→ **Extracted records**

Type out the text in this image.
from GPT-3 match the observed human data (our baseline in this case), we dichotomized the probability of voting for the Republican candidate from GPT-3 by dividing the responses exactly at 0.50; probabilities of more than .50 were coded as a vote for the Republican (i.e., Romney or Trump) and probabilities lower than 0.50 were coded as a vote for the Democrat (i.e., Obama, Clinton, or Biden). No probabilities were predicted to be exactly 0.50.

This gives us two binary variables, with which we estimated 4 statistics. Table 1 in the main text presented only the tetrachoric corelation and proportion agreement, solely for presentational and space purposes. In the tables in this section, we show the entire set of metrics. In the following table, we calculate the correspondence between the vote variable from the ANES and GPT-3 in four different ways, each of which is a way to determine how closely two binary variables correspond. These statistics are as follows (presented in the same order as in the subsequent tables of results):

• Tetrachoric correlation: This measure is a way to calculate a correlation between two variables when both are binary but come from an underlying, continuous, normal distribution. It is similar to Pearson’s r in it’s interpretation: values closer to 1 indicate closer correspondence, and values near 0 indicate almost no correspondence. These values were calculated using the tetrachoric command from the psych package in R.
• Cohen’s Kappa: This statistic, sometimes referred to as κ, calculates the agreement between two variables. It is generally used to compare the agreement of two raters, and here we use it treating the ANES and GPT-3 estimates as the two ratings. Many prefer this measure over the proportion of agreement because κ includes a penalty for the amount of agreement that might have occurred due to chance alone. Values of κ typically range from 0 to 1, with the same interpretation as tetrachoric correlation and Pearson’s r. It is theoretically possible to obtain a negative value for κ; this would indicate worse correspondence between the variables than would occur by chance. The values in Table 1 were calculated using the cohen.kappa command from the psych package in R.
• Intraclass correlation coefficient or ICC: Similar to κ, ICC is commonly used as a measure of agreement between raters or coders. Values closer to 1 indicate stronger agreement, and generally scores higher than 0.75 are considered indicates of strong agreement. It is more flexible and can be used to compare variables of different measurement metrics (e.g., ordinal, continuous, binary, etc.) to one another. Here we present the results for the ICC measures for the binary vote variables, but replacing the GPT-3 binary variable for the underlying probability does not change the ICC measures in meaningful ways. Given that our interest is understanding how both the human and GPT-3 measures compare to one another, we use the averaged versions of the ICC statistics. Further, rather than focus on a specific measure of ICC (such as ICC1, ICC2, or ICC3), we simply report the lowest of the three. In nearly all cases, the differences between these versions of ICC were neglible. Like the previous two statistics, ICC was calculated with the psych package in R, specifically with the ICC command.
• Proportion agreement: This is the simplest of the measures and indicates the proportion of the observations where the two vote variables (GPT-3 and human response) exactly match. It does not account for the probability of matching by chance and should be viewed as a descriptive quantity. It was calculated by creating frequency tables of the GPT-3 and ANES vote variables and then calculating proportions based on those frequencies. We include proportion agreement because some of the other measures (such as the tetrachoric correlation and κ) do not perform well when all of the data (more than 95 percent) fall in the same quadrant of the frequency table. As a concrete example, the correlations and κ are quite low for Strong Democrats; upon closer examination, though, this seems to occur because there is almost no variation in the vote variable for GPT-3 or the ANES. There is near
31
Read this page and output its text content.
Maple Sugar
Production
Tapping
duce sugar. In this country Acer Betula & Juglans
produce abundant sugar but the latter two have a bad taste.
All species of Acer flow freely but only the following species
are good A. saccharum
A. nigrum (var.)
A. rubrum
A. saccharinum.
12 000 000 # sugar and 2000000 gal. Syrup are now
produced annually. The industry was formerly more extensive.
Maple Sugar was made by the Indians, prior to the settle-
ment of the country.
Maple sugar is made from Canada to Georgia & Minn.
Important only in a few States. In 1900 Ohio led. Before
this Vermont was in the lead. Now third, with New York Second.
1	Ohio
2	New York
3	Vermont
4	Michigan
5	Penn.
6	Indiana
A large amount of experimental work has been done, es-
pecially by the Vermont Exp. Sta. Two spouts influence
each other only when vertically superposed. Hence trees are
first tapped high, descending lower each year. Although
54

→ **Short exercise**
Output the entries verbatim.

→ **Task answer**
Type out the text in this image.
from GPT-3 match the observed human data (our baseline in this case), we dichotomized the probability of voting for the Republican candidate from GPT-3 by dividing the responses exactly at 0.50; probabilities of more than .50 were coded as a vote for the Republican (i.e., Romney or Trump) and probabilities lower than 0.50 were coded as a vote for the Democrat (i.e., Obama, Clinton, or Biden). No probabilities were predicted to be exactly 0.50.

This gives us two binary variables, with which we estimated 4 statistics. Table 1 in the main text presented only the tetrachoric corelation and proportion agreement, solely for presentational and space purposes. In the tables in this section, we show the entire set of metrics. In the following table, we calculate the correspondence between the vote variable from the ANES and GPT-3 in four different ways, each of which is a way to determine how closely two binary variables correspond. These statistics are as follows (presented in the same order as in the subsequent tables of results):

• Tetrachoric correlation: This measure is a way to calculate a correlation between two variables when both are binary but come from an underlying, continuous, normal distribution. It is similar to Pearson’s r in it’s interpretation: values closer to 1 indicate closer correspondence, and values near 0 indicate almost no correspondence. These values were calculated using the tetrachoric command from the psych package in R.
• Cohen’s Kappa: This statistic, sometimes referred to as κ, calculates the agreement between two variables. It is generally used to compare the agreement of two raters, and here we use it treating the ANES and GPT-3 estimates as the two ratings. Many prefer this measure over the proportion of agreement because κ includes a penalty for the amount of agreement that might have occurred due to chance alone. Values of κ typically range from 0 to 1, with the same interpretation as tetrachoric correlation and Pearson’s r. It is theoretically possible to obtain a negative value for κ; this would indicate worse correspondence between the variables than would occur by chance. The values in Table 1 were calculated using the cohen.kappa command from the psych package in R.
• Intraclass correlation coefficient or ICC: Similar to κ, ICC is commonly used as a measure of agreement between raters or coders. Values closer to 1 indicate stronger agreement, and generally scores higher than 0.75 are considered indicates of strong agreement. It is more flexible and can be used to compare variables of different measurement metrics (e.g., ordinal, continuous, binary, etc.) to one another. Here we present the results for the ICC measures for the binary vote variables, but replacing the GPT-3 binary variable for the underlying probability does not change the ICC measures in meaningful ways. Given that our interest is understanding how both the human and GPT-3 measures compare to one another, we use the averaged versions of the ICC statistics. Further, rather than focus on a specific measure of ICC (such as ICC1, ICC2, or ICC3), we simply report the lowest of the three. In nearly all cases, the differences between these versions of ICC were neglible. Like the previous two statistics, ICC was calculated with the psych package in R, specifically with the ICC command.
• Proportion agreement: This is the simplest of the measures and indicates the proportion of the observations where the two vote variables (GPT-3 and human response) exactly match. It does not account for the probability of matching by chance and should be viewed as a descriptive quantity. It was calculated by creating frequency tables of the GPT-3 and ANES vote variables and then calculating proportions based on those frequencies. We include proportion agreement because some of the other measures (such as the tetrachoric correlation and κ) do not perform well when all of the data (more than 95 percent) fall in the same quadrant of the frequency table. As a concrete example, the correlations and κ are quite low for Strong Democrats; upon closer examination, though, this seems to occur because there is almost no variation in the vote variable for GPT-3 or the ANES. There is near
31
Read this page and output its text content.
Maple Sugar
Production
Tapping
duce sugar. In this country Acer Betula & Juglans
produce abundant sugar but the latter two have a bad taste.
All species of Acer flow freely but only the following species
are good A. saccharum
A. nigrum (var.)
A. rubrum
A. saccharinum.
12 000 000 # sugar and 2000000 gal. Syrup are now
produced annually. The industry was formerly more extensive.
Maple Sugar was made by the Indians, prior to the settle-
ment of the country.
Maple sugar is made from Canada to Georgia & Minn.
Important only in a few States. In 1900 Ohio led. Before
this Vermont was in the lead. Now third, with New York Second.
1	Ohio
2	New York
3	Vermont
4	Michigan
5	Penn.
6	Indiana
A large amount of experimental work has been done, es-
pecially by the Vermont Exp. Sta. Two spouts influence
each other only when vertically superposed. Hence trees are
first tapped high, descending lower each year. Although
54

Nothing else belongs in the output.